Task to carry out => Below is a listing. Gather each line of it that contains "Mahnarı".

Data for this exercise =>
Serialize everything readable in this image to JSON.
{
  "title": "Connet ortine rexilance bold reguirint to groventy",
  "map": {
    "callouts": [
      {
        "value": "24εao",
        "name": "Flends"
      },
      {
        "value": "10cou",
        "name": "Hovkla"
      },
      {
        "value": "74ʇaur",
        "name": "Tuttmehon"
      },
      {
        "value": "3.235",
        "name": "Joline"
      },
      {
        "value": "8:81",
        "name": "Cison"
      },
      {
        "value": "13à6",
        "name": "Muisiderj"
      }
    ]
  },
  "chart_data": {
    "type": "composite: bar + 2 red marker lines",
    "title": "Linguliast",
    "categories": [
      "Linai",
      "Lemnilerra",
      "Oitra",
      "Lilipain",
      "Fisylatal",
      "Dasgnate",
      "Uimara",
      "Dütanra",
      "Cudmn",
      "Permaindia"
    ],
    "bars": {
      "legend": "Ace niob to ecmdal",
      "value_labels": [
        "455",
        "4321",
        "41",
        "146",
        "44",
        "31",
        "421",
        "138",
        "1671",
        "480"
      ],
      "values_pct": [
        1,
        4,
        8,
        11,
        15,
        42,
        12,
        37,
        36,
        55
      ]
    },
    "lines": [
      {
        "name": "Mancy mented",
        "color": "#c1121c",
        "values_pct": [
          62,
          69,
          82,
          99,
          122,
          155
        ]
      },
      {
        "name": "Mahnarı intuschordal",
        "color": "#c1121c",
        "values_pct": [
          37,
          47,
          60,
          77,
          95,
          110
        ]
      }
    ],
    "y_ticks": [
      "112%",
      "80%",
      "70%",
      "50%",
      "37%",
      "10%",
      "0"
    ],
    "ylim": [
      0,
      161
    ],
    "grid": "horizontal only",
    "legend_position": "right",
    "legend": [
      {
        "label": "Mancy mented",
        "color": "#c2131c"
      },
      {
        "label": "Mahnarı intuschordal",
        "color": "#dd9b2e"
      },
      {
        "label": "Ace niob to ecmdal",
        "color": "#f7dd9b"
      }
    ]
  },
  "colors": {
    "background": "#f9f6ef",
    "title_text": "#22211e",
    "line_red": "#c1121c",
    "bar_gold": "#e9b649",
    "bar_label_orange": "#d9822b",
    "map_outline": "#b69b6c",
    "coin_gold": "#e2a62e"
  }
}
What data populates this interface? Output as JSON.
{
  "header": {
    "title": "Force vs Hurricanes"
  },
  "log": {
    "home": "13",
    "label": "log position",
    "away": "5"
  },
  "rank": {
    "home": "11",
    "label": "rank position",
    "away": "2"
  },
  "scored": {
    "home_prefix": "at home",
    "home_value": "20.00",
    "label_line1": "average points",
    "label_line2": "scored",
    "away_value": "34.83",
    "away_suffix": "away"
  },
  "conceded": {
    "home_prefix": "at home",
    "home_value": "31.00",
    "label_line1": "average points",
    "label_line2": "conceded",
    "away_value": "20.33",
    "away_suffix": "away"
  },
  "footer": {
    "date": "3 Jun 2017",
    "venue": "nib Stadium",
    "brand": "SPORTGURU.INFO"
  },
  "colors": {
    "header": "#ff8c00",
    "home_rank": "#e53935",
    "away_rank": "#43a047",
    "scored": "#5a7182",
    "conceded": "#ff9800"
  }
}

Reply =>
        "name": "Mahnarı intuschordal",
        "label": "Mahnarı intuschordal",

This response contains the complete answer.